• [Brief] Pull out every line from the listing that has the word "touch".
━━━━━ Record list
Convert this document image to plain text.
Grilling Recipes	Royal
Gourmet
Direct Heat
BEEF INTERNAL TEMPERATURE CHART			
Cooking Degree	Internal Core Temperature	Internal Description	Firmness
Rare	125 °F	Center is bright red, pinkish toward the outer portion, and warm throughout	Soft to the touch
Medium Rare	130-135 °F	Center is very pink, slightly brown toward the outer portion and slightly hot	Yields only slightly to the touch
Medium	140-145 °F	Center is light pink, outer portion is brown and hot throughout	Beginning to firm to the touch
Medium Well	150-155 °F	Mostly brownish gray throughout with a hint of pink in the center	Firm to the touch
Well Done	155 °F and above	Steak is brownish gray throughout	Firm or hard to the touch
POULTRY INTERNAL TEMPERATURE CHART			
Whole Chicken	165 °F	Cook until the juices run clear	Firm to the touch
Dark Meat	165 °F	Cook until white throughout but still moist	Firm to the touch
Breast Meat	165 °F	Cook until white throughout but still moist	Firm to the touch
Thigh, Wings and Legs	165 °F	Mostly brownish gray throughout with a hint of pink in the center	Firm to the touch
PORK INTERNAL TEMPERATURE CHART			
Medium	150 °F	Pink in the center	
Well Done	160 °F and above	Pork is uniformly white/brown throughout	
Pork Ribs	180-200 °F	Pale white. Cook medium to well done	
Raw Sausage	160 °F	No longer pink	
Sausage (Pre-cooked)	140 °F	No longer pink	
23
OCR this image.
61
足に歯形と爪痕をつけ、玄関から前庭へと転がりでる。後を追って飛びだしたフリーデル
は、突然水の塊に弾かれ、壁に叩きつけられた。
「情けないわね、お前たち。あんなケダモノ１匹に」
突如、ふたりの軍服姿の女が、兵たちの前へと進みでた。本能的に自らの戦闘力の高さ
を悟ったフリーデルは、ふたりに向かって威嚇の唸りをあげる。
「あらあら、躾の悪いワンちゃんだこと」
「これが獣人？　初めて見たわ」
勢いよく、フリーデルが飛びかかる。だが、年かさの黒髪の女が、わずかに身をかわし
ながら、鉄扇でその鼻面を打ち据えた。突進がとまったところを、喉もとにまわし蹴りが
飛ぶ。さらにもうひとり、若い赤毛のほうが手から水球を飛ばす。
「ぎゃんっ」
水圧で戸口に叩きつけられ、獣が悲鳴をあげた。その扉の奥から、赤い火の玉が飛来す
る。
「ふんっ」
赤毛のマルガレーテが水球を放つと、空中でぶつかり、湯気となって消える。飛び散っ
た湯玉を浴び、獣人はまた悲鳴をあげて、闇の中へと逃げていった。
━━━━━━━━━━
• [Response]
Rare	125 °F	Center is bright red, pinkish toward the outer portion, and warm throughout	Soft to the touch
Medium Rare	130-135 °F	Center is very pink, slightly brown toward the outer portion and slightly hot	Yields only slightly to the touch
Medium	140-145 °F	Center is light pink, outer portion is brown and hot throughout	Beginning to firm to the touch
Medium Well	150-155 °F	Mostly brownish gray throughout with a hint of pink in the center	Firm to the touch
Well Done	155 °F and above	Steak is brownish gray throughout	Firm or hard to the touch
Whole Chicken	165 °F	Cook until the juices run clear	Firm to the touch
Dark Meat	165 °F	Cook until white throughout but still moist	Firm to the touch
Breast Meat	165 °F	Cook until white throughout but still moist	Firm to the touch
Thigh, Wings and Legs	165 °F	Mostly brownish gray throughout with a hint of pink in the center	Firm to the touch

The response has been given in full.